## DATA FOR PROCESSING
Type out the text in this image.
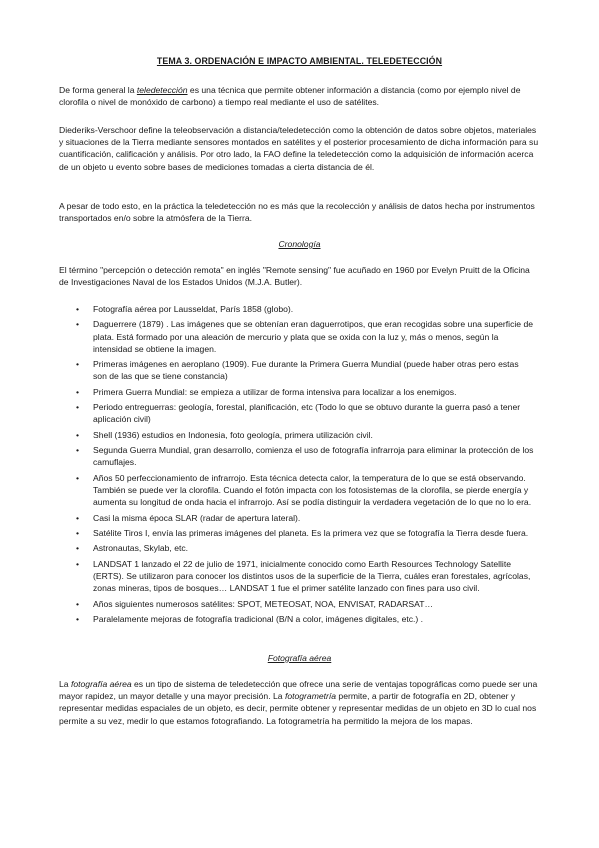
TEMA 3. ORDENACIÓN E IMPACTO AMBIENTAL. TELEDETECCIÓN

De forma general la teledetección es una técnica que permite obtener información a distancia (como por ejemplo nivel de clorofila o nivel de monóxido de carbono) a tiempo real mediante el uso de satélites.

Diederiks-Verschoor define la teleobservación a distancia/teledetección como la obtención de datos sobre objetos, materiales y situaciones de la Tierra mediante sensores montados en satélites y el posterior procesamiento de dicha información para su cuantificación, calificación y análisis. Por otro lado, la FAO define la teledetección como la adquisición de información acerca de un objeto u evento sobre bases de mediciones tomadas a cierta distancia de él.

A pesar de todo esto, en la práctica la teledetección no es más que la recolección y análisis de datos hecha por instrumentos transportados en/o sobre la atmósfera de la Tierra.

Cronología

El término "percepción o detección remota" en inglés "Remote sensing" fue acuñado en 1960 por Evelyn Pruitt de la Oficina de Investigaciones Naval de los Estados Unidos (M.J.A. Butler).

• Fotografía aérea por Lausseldat, París 1858 (globo).
• Daguerrere (1879) . Las imágenes que se obtenían eran daguerrotipos, que eran recogidas sobre una superficie de plata. Está formado por una aleación de mercurio y plata que se oxida con la luz y, más o menos, según la intensidad se obtiene la imagen.
• Primeras imágenes en aeroplano (1909). Fue durante la Primera Guerra Mundial (puede haber otras pero estas son de las que se tiene constancia)
• Primera Guerra Mundial: se empieza a utilizar de forma intensiva para localizar a los enemigos.
• Periodo entreguerras: geología, forestal, planificación, etc (Todo lo que se obtuvo durante la guerra pasó a tener aplicación civil)
• Shell (1936) estudios en Indonesia, foto geología, primera utilización civil.
• Segunda Guerra Mundial, gran desarrollo, comienza el uso de fotografía infrarroja para eliminar la protección de los camuflajes.
• Años 50 perfeccionamiento de infrarrojo. Esta técnica detecta calor, la temperatura de lo que se está observando. También se puede ver la clorofila. Cuando el fotón impacta con los fotosistemas de la clorofila, se pierde energía y aumenta su longitud de onda hacia el infrarrojo. Así se podía distinguir la verdadera vegetación de lo que no lo era.
• Casi la misma época SLAR (radar de apertura lateral).
• Satélite Tiros I, envía las primeras imágenes del planeta. Es la primera vez que se fotografía la Tierra desde fuera.
• Astronautas, Skylab, etc.
• LANDSAT 1 lanzado el 22 de julio de 1971, inicialmente conocido como Earth Resources Technology Satellite (ERTS). Se utilizaron para conocer los distintos usos de la superficie de la Tierra, cuáles eran forestales, agrícolas, zonas mineras, tipos de bosques… LANDSAT 1 fue el primer satélite lanzado con fines para uso civil.
• Años siguientes numerosos satélites: SPOT, METEOSAT, NOA, ENVISAT, RADARSAT…
• Paralelamente mejoras de fotografía tradicional (B/N a color, imágenes digitales, etc.) .
Fotografía aérea

La fotografía aérea es un tipo de sistema de teledetección que ofrece una serie de ventajas topográficas como puede ser una mayor rapidez, un mayor detalle y una mayor precisión. La fotogrametría permite, a partir de fotografía en 2D, obtener y representar medidas espaciales de un objeto, es decir, permite obtener y representar medidas de un objeto en 3D lo cual nos permite a su vez, medir lo que estamos fotografiando. La fotogrametría ha permitido la mejora de los mapas.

## WORK REQUEST
Reproduce the material word for word. Skip every picture it holds.

## TASK RESULT
Type out the text in this image.
TEMA 3. ORDENACIÓN E IMPACTO AMBIENTAL. TELEDETECCIÓN

De forma general la teledetección es una técnica que permite obtener información a distancia (como por ejemplo nivel de clorofila o nivel de monóxido de carbono) a tiempo real mediante el uso de satélites.

Diederiks-Verschoor define la teleobservación a distancia/teledetección como la obtención de datos sobre objetos, materiales y situaciones de la Tierra mediante sensores montados en satélites y el posterior procesamiento de dicha información para su cuantificación, calificación y análisis. Por otro lado, la FAO define la teledetección como la adquisición de información acerca de un objeto u evento sobre bases de mediciones tomadas a cierta distancia de él.

A pesar de todo esto, en la práctica la teledetección no es más que la recolección y análisis de datos hecha por instrumentos transportados en/o sobre la atmósfera de la Tierra.

Cronología

El término "percepción o detección remota" en inglés "Remote sensing" fue acuñado en 1960 por Evelyn Pruitt de la Oficina de Investigaciones Naval de los Estados Unidos (M.J.A. Butler).

• Fotografía aérea por Lausseldat, París 1858 (globo).
• Daguerrere (1879) . Las imágenes que se obtenían eran daguerrotipos, que eran recogidas sobre una superficie de plata. Está formado por una aleación de mercurio y plata que se oxida con la luz y, más o menos, según la intensidad se obtiene la imagen.
• Primeras imágenes en aeroplano (1909). Fue durante la Primera Guerra Mundial (puede haber otras pero estas son de las que se tiene constancia)
• Primera Guerra Mundial: se empieza a utilizar de forma intensiva para localizar a los enemigos.
• Periodo entreguerras: geología, forestal, planificación, etc (Todo lo que se obtuvo durante la guerra pasó a tener aplicación civil)
• Shell (1936) estudios en Indonesia, foto geología, primera utilización civil.
• Segunda Guerra Mundial, gran desarrollo, comienza el uso de fotografía infrarroja para eliminar la protección de los camuflajes.
• Años 50 perfeccionamiento de infrarrojo. Esta técnica detecta calor, la temperatura de lo que se está observando. También se puede ver la clorofila. Cuando el fotón impacta con los fotosistemas de la clorofila, se pierde energía y aumenta su longitud de onda hacia el infrarrojo. Así se podía distinguir la verdadera vegetación de lo que no lo era.
• Casi la misma época SLAR (radar de apertura lateral).
• Satélite Tiros I, envía las primeras imágenes del planeta. Es la primera vez que se fotografía la Tierra desde fuera.
• Astronautas, Skylab, etc.
• LANDSAT 1 lanzado el 22 de julio de 1971, inicialmente conocido como Earth Resources Technology Satellite (ERTS). Se utilizaron para conocer los distintos usos de la superficie de la Tierra, cuáles eran forestales, agrícolas, zonas mineras, tipos de bosques… LANDSAT 1 fue el primer satélite lanzado con fines para uso civil.
• Años siguientes numerosos satélites: SPOT, METEOSAT, NOA, ENVISAT, RADARSAT…
• Paralelamente mejoras de fotografía tradicional (B/N a color, imágenes digitales, etc.) .
Fotografía aérea

La fotografía aérea es un tipo de sistema de teledetección que ofrece una serie de ventajas topográficas como puede ser una mayor rapidez, un mayor detalle y una mayor precisión. La fotogrametría permite, a partir de fotografía en 2D, obtener y representar medidas espaciales de un objeto, es decir, permite obtener y representar medidas de un objeto en 3D lo cual nos permite a su vez, medir lo que estamos fotografiando. La fotogrametría ha permitido la mejora de los mapas.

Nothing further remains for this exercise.